### Direction
Count the lines below that contain the word "Department", and give only that number.

|---|

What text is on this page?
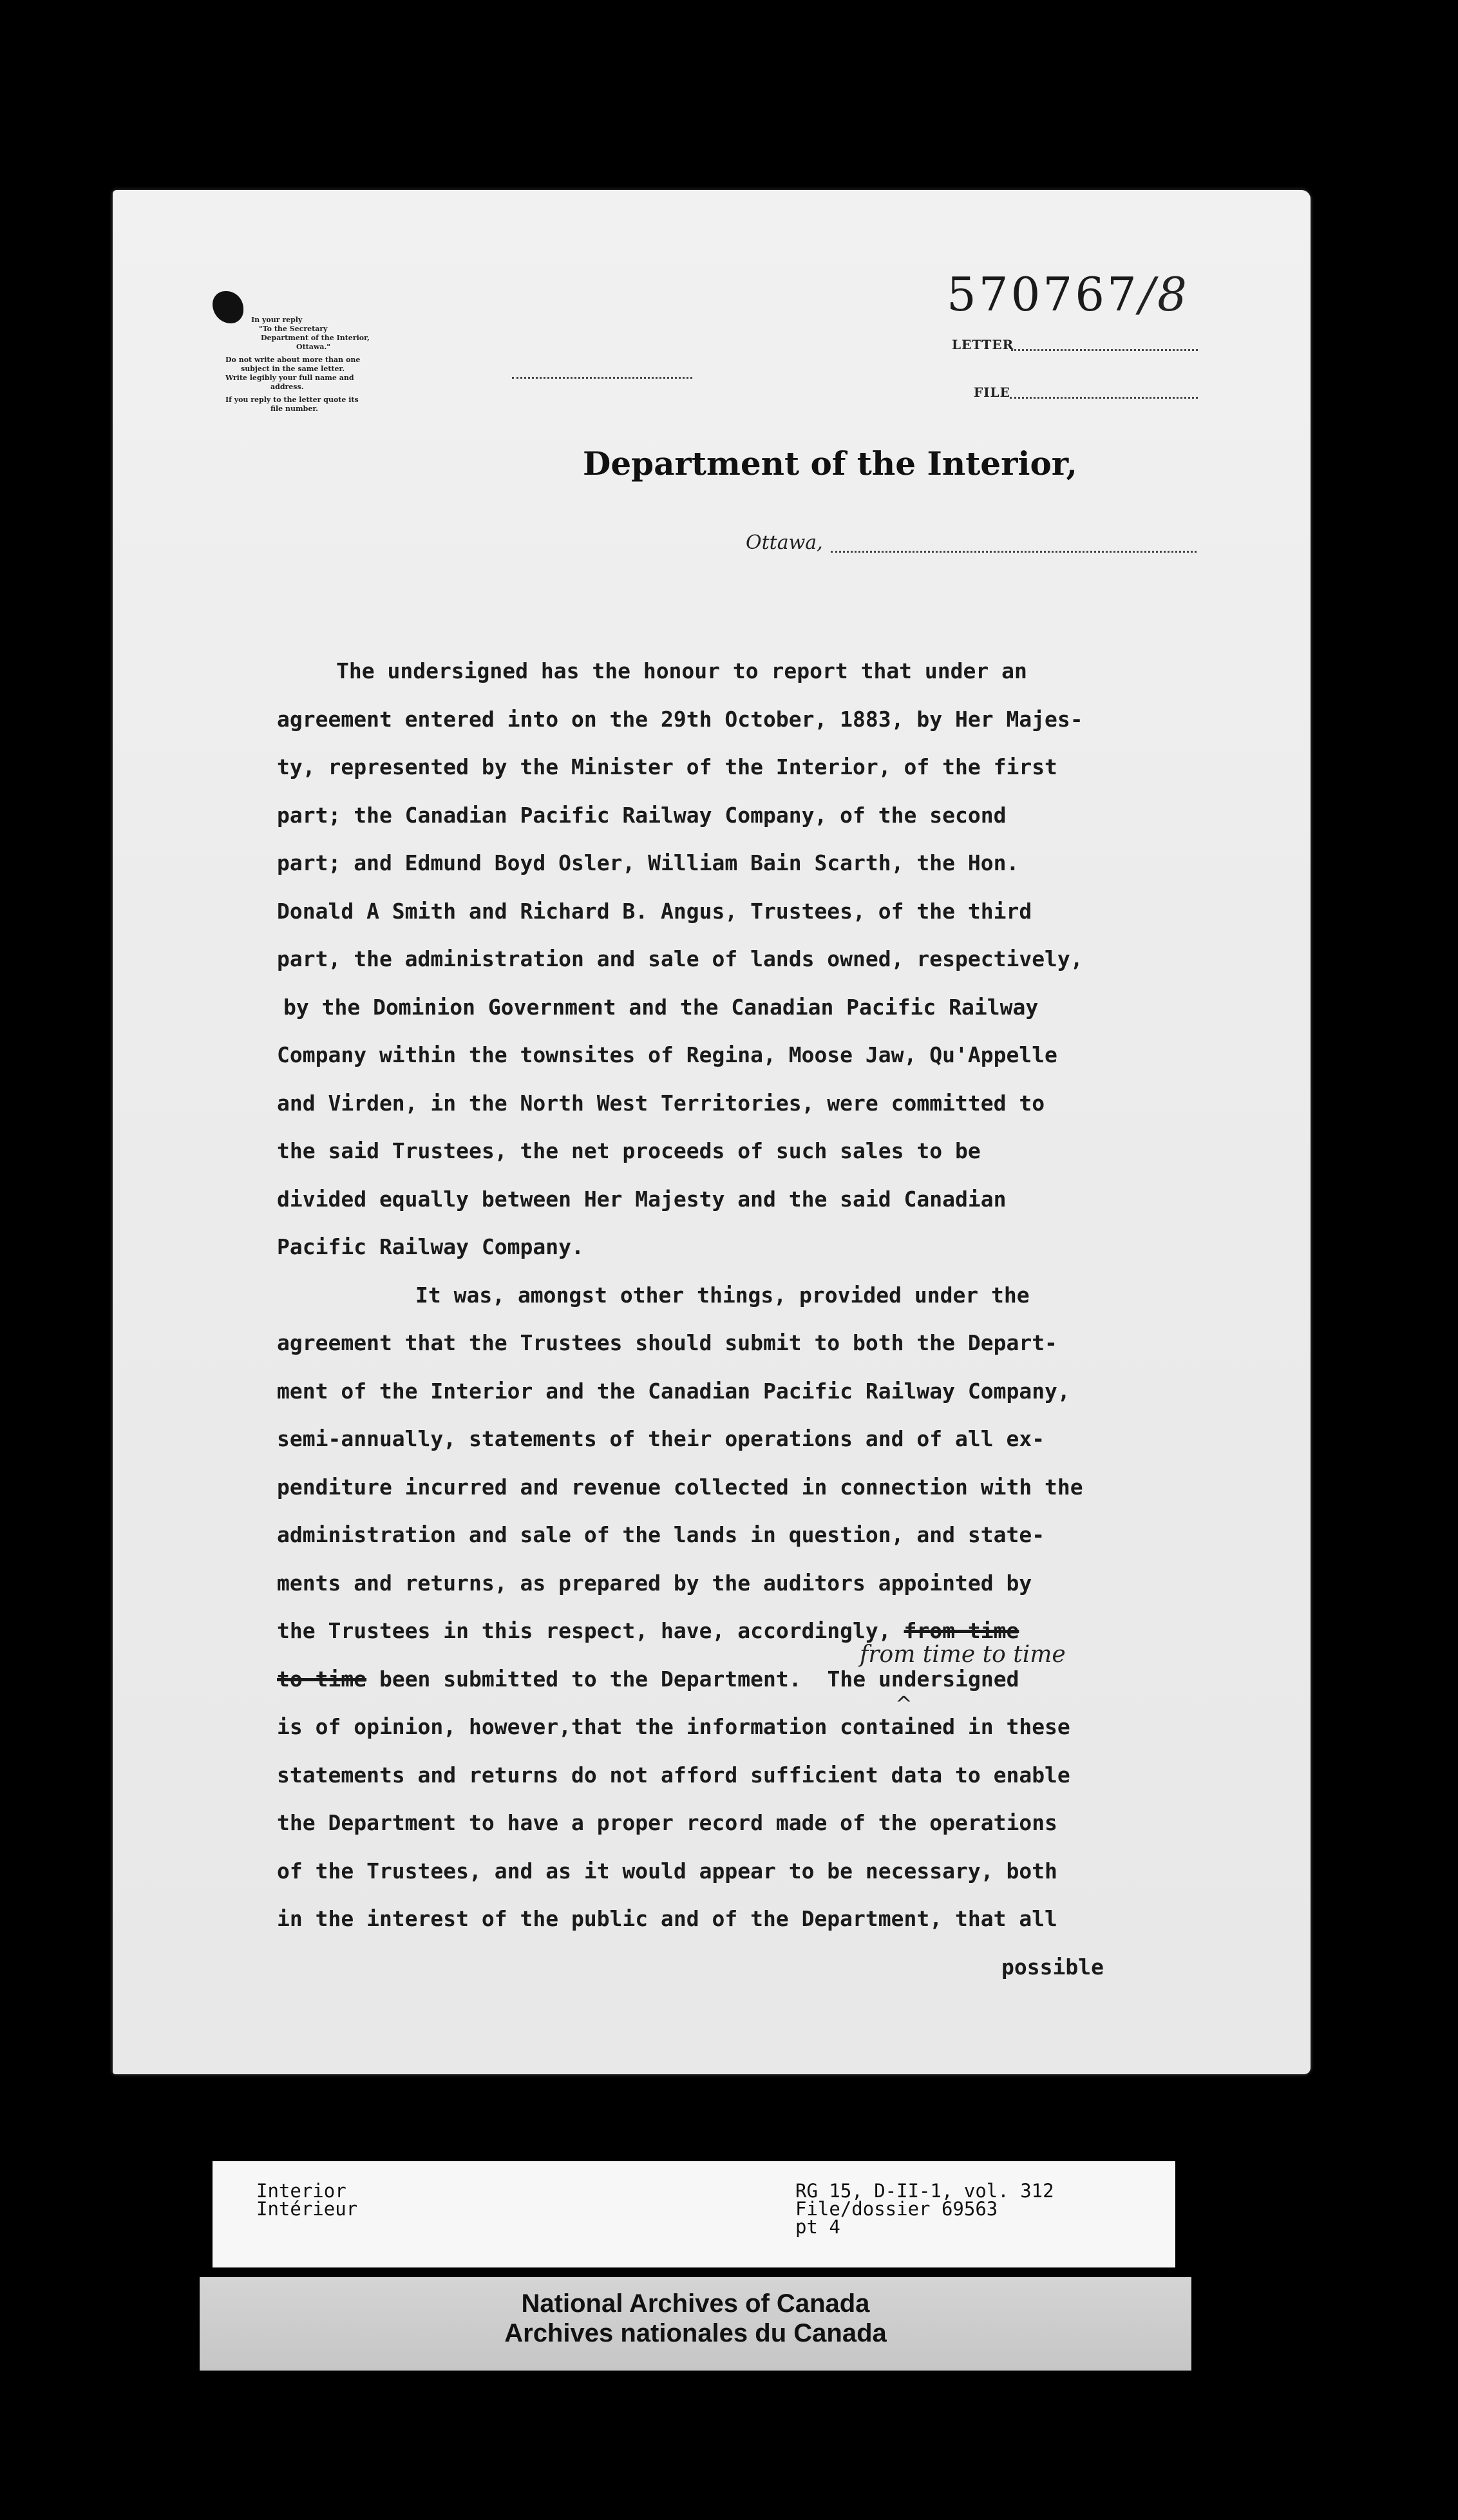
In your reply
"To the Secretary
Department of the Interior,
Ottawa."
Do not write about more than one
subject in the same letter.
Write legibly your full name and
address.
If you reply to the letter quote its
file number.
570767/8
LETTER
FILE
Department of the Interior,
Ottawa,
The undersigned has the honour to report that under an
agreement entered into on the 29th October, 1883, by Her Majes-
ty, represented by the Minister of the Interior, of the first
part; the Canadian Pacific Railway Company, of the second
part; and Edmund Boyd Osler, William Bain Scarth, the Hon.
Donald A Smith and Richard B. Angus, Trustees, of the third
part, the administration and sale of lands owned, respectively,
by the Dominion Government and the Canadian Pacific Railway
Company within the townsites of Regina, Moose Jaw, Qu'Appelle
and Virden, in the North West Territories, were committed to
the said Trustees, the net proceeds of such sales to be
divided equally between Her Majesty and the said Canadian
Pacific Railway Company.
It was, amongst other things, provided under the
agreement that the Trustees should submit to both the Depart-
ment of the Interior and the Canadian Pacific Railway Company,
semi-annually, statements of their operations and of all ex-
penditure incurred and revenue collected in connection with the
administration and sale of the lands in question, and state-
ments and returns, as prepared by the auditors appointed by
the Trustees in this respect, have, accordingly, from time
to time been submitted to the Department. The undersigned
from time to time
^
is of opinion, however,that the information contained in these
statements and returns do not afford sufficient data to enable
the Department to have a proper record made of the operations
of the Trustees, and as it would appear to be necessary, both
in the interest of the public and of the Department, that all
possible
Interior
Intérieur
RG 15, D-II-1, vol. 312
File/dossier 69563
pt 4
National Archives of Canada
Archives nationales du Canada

|---|

### Reply
5